What the exercise asks: Every line with the word "сімей" in it should be extracted from the data that follows.

═════ Data to use

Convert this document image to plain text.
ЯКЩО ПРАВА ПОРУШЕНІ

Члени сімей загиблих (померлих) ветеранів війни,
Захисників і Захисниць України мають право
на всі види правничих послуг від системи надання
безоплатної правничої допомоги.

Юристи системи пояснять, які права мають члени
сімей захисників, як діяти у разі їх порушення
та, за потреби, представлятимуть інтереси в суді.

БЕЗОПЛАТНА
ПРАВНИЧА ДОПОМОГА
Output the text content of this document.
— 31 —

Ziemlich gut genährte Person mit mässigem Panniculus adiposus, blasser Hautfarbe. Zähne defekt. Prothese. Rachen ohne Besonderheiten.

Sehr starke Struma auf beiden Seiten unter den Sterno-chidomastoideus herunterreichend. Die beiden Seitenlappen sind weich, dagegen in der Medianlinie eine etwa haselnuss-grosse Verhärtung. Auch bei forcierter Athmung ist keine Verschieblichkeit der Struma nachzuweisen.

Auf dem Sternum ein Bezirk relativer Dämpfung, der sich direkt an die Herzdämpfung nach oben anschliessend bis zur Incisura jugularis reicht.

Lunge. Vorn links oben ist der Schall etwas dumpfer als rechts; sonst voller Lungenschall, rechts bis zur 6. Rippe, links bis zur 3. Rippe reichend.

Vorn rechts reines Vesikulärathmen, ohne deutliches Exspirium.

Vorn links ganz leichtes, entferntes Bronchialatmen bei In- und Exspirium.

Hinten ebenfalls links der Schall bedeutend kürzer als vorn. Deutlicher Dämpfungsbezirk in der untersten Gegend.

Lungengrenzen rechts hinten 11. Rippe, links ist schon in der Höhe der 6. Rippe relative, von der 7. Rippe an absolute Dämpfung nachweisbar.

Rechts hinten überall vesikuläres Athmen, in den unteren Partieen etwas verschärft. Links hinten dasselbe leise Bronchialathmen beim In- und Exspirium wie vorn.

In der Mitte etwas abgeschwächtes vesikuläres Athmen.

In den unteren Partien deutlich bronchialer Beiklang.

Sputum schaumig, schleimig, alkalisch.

══════════

Correct response:
Члени сімей загиблих (померлих) ветеранів війни,
сімей захисників, як діяти у разі їх порушення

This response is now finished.